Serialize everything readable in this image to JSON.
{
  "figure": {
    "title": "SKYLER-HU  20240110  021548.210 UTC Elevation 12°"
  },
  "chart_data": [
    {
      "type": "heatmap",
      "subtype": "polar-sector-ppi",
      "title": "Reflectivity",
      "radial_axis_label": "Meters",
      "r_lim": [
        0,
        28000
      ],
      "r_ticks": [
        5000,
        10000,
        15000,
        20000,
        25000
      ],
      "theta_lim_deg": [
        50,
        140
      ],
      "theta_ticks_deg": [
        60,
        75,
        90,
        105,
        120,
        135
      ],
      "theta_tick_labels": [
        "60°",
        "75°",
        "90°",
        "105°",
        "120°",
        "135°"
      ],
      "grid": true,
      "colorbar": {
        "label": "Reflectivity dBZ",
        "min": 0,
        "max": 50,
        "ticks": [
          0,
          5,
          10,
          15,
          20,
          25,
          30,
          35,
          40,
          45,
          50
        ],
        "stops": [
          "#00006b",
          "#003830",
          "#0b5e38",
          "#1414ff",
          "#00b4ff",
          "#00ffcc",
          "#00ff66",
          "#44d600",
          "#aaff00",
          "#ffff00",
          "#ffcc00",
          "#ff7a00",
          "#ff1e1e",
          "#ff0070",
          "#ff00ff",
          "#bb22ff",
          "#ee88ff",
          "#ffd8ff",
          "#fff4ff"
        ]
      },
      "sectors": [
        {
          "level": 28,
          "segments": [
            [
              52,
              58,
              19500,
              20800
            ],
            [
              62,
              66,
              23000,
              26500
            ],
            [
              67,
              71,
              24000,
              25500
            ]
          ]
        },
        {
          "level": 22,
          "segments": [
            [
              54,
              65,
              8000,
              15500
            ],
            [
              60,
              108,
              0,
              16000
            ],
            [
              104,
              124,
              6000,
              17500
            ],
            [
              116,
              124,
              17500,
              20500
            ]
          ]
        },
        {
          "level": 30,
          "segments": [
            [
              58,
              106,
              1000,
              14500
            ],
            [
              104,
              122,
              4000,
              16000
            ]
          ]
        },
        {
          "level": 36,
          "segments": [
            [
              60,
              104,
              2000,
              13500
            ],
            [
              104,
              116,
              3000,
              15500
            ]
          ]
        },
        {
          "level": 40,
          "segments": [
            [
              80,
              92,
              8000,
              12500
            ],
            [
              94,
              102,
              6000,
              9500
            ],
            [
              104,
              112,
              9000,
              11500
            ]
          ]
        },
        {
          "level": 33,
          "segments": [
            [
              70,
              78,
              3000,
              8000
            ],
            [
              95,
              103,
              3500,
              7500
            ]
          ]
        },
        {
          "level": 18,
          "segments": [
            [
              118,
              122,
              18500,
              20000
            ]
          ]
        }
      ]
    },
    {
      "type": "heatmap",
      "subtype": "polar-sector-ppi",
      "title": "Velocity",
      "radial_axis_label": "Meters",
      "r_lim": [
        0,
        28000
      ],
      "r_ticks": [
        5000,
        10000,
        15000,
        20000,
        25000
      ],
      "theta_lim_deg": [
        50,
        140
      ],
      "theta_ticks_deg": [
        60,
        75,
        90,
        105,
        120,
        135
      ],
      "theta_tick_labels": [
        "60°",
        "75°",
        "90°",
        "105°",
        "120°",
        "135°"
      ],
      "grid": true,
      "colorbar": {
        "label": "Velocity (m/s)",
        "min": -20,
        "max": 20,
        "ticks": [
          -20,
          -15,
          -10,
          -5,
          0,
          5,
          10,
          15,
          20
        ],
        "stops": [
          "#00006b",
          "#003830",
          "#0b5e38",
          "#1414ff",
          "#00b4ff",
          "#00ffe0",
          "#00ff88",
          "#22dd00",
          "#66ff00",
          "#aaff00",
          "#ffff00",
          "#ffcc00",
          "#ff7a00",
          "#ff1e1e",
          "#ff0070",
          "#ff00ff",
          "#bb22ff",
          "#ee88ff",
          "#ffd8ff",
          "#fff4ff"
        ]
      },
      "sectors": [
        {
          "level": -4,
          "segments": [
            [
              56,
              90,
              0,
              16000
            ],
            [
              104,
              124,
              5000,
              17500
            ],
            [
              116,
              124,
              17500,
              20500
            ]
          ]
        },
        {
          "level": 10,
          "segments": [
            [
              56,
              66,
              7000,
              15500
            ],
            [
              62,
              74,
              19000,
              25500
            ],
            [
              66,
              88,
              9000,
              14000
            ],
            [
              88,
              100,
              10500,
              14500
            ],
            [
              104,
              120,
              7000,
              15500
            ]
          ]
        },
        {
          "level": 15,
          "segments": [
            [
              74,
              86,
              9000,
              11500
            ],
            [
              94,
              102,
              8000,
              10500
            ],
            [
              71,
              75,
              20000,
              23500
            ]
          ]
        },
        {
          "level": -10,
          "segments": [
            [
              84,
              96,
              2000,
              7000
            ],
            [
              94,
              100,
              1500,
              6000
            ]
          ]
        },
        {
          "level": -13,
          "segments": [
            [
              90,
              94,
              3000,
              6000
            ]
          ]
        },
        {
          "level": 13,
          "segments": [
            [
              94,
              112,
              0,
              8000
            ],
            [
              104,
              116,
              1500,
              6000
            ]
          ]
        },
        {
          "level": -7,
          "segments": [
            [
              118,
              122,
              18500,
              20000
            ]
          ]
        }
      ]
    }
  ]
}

***

** Stated problem **
Identify the lines that hold the word "title". Copy every one of them.

** Final result **
    "title": "SKYLER-HU  20240110  021548.210 UTC Elevation 12°"
      "title": "Reflectivity",
      "title": "Velocity",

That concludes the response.